---------- Exercise input ----------

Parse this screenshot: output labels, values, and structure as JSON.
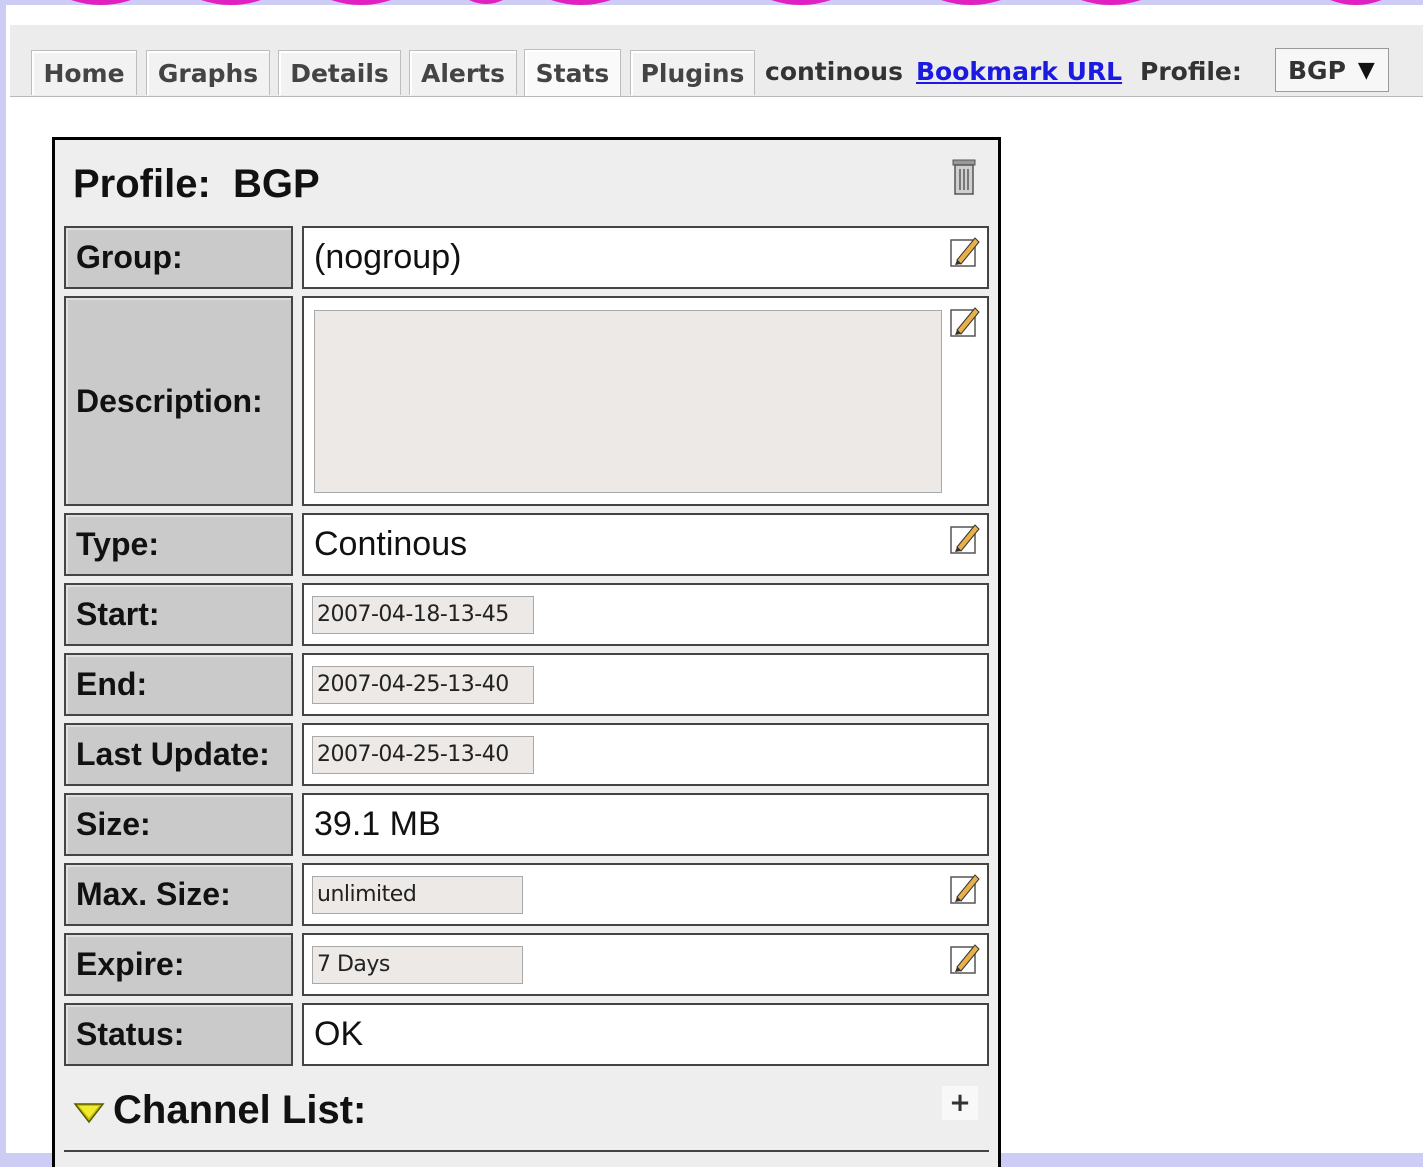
{
  "nav": {
    "tabs": [
      {
        "label": "Home"
      },
      {
        "label": "Graphs"
      },
      {
        "label": "Details"
      },
      {
        "label": "Alerts"
      },
      {
        "label": "Stats",
        "active": true
      },
      {
        "label": "Plugins"
      }
    ],
    "mode_text": "continous",
    "bookmark_label": "Bookmark URL",
    "profile_label": "Profile:",
    "profile_value": "BGP",
    "profile_arrow": "▼"
  },
  "profile": {
    "title_prefix": "Profile:",
    "title_name": "BGP",
    "fields": {
      "group": {
        "label": "Group:",
        "value": "(nogroup)"
      },
      "description": {
        "label": "Description:",
        "value": ""
      },
      "type": {
        "label": "Type:",
        "value": "Continous"
      },
      "start": {
        "label": "Start:",
        "value": "2007-04-18-13-45"
      },
      "end": {
        "label": "End:",
        "value": "2007-04-25-13-40"
      },
      "last_update": {
        "label": "Last Update:",
        "value": "2007-04-25-13-40"
      },
      "size": {
        "label": "Size:",
        "value": "39.1 MB"
      },
      "max_size": {
        "label": "Max. Size:",
        "value": "unlimited"
      },
      "expire": {
        "label": "Expire:",
        "value": "7 Days"
      },
      "status": {
        "label": "Status:",
        "value": "OK"
      }
    },
    "channel_list_label": "Channel List:",
    "add_channel_label": "+"
  },
  "icons": {
    "delete": "trash-icon",
    "edit": "edit-icon",
    "expand": "triangle-down-icon"
  },
  "colors": {
    "accent_top": "#e020c0",
    "link": "#1a1ae0",
    "background": "#ccccf4"
  }
}
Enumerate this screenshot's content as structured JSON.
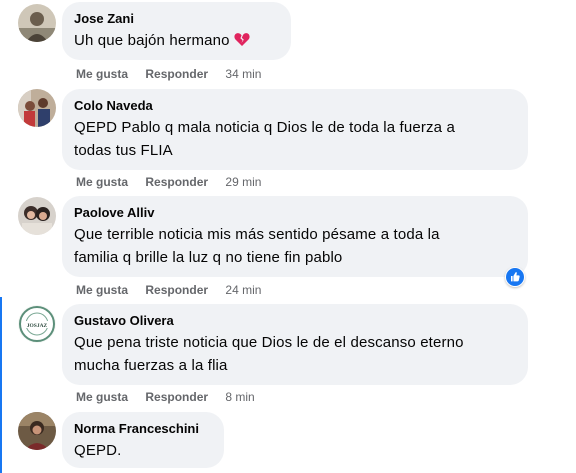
{
  "comments": [
    {
      "author": "Jose Zani",
      "lines": [
        "Uh que bajón hermano"
      ],
      "emoji": "broken-heart-icon",
      "like": "Me gusta",
      "reply": "Responder",
      "time": "34 min"
    },
    {
      "author": "Colo Naveda",
      "lines": [
        "QEPD Pablo q mala noticia q Dios le de toda la fuerza a",
        "todas tus FLIA"
      ],
      "like": "Me gusta",
      "reply": "Responder",
      "time": "29 min"
    },
    {
      "author": "Paolove Alliv",
      "lines": [
        "Que terrible noticia mis más sentido pésame a toda la",
        "familia q brille la luz q no tiene fin pablo"
      ],
      "reaction": "like-reaction-icon",
      "like": "Me gusta",
      "reply": "Responder",
      "time": "24 min"
    },
    {
      "author": "Gustavo Olivera",
      "lines": [
        "Que pena triste noticia que Dios le de el descanso eterno",
        "mucha fuerzas a la flia"
      ],
      "avatar_text": "JOSJAZ",
      "like": "Me gusta",
      "reply": "Responder",
      "time": "8 min"
    },
    {
      "author": "Norma Franceschini",
      "lines": [
        "QEPD."
      ]
    }
  ],
  "colors": {
    "bubble": "#f0f2f5",
    "meta_text": "#65676b",
    "thread_line": "#1877f2",
    "like_blue": "#1877f2",
    "broken_heart": "#e0245e"
  }
}
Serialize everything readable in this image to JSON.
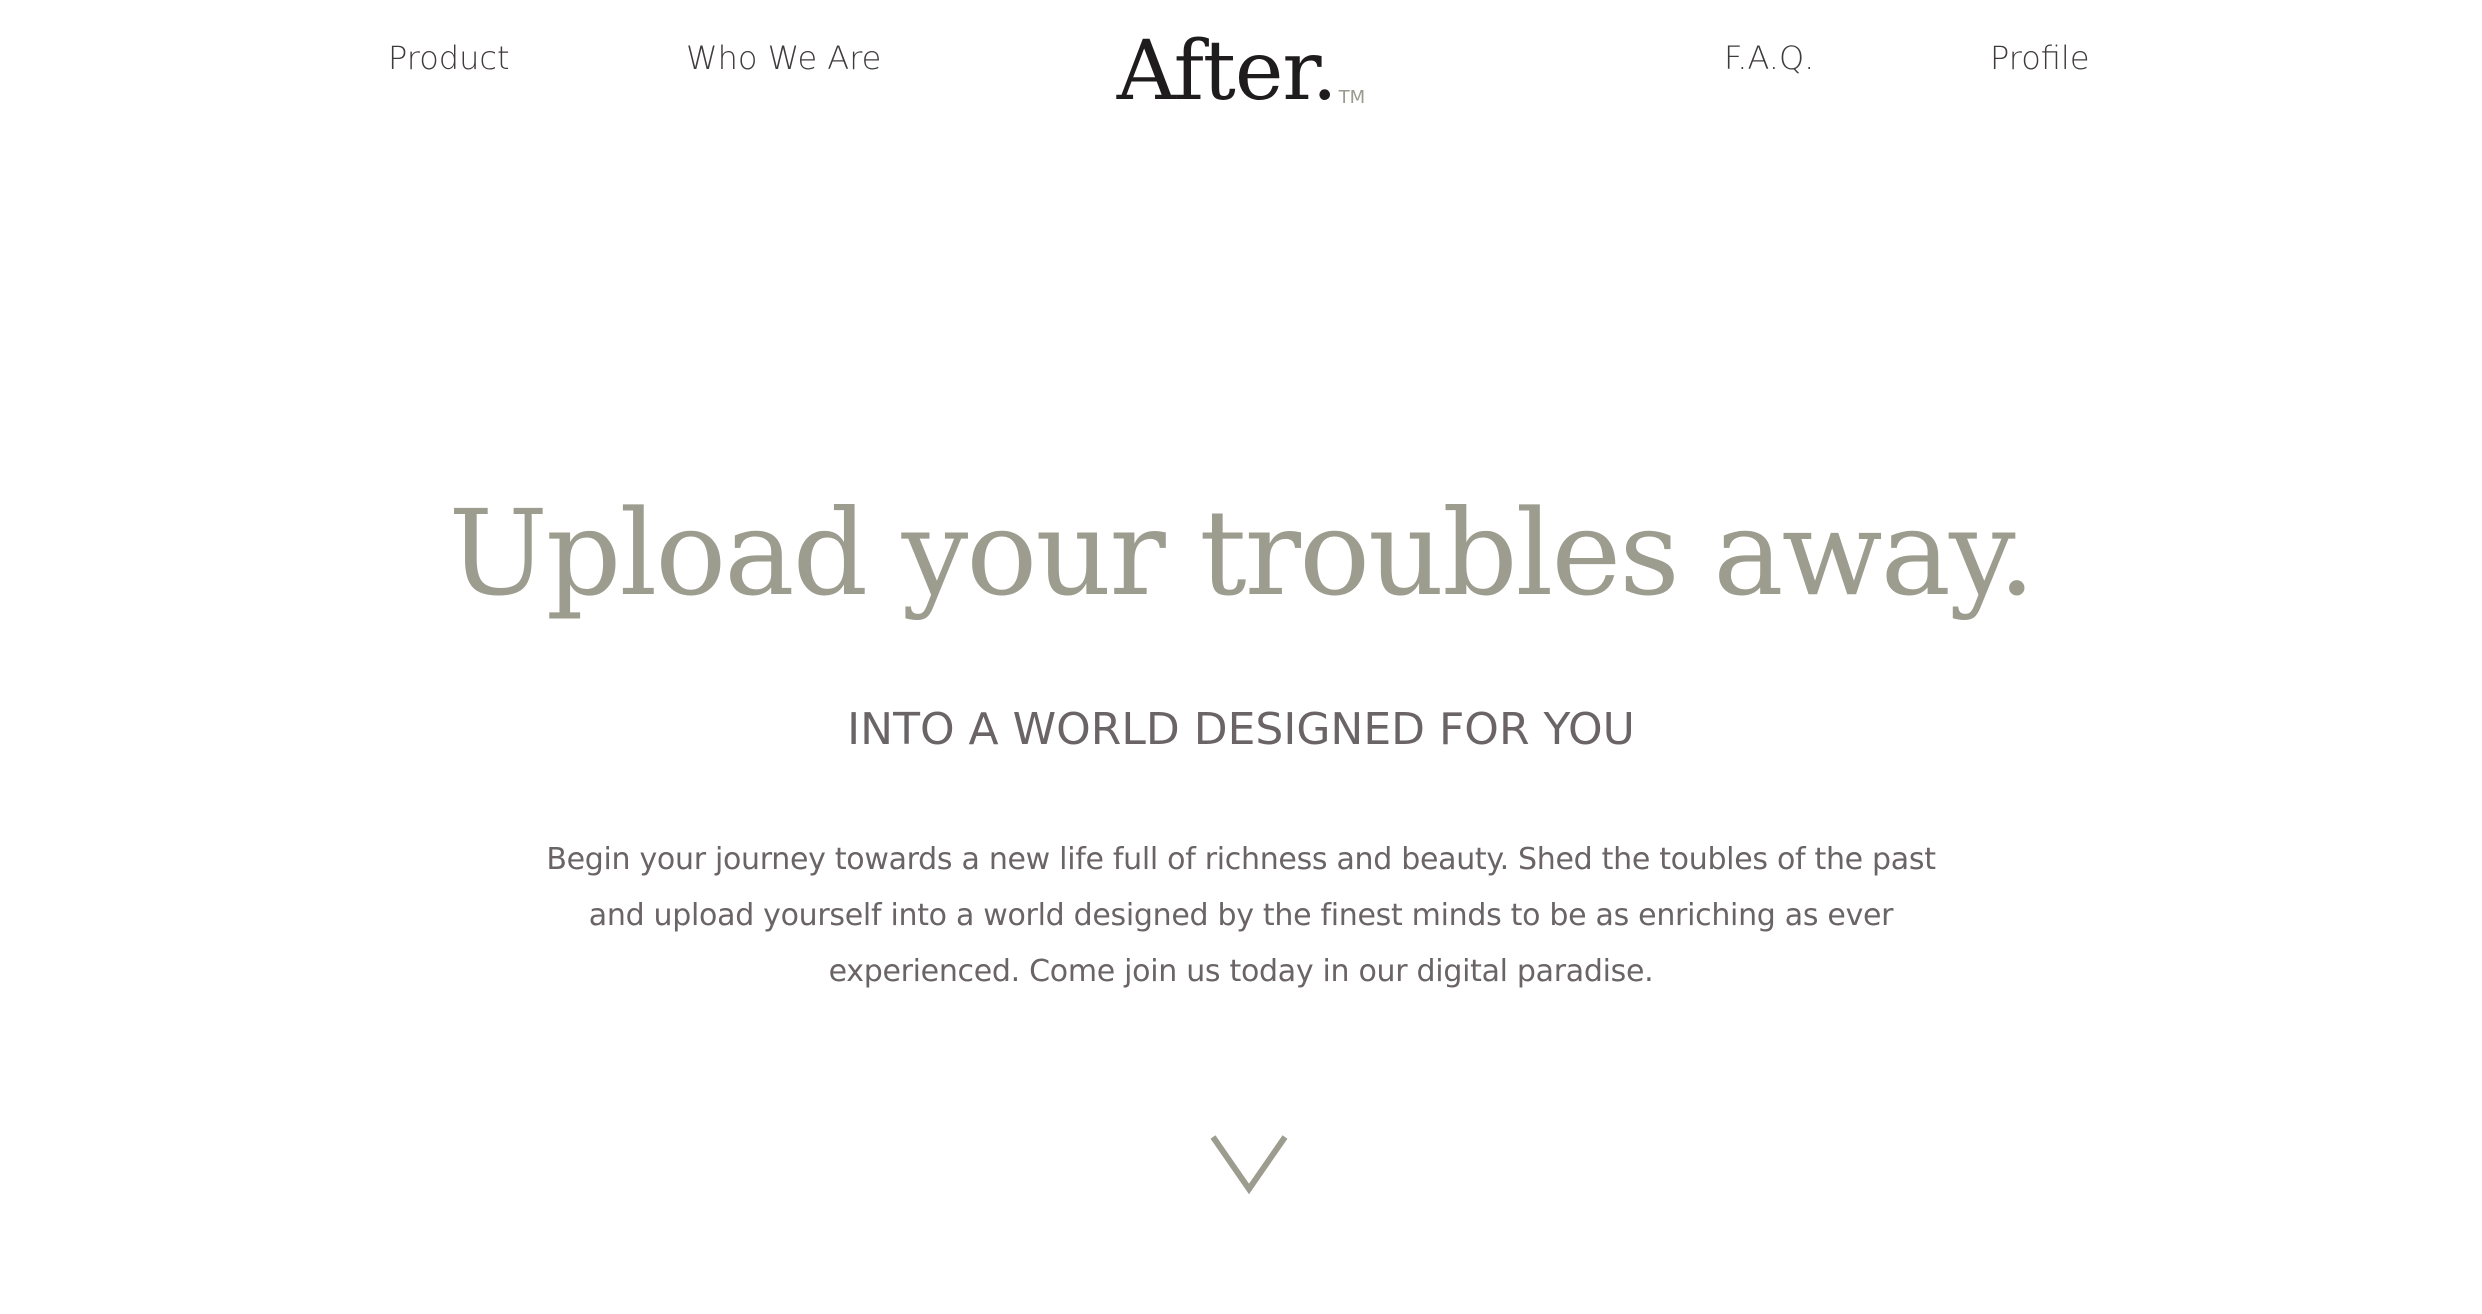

----------

> **Problem statement**
Read the entries and pick out all lines that include the word "Dios".

> **Exercise output**
        "QEPD Pablo q mala noticia q Dios le de toda la fuerza a",
        "Que pena triste noticia que Dios le de el descanso eterno",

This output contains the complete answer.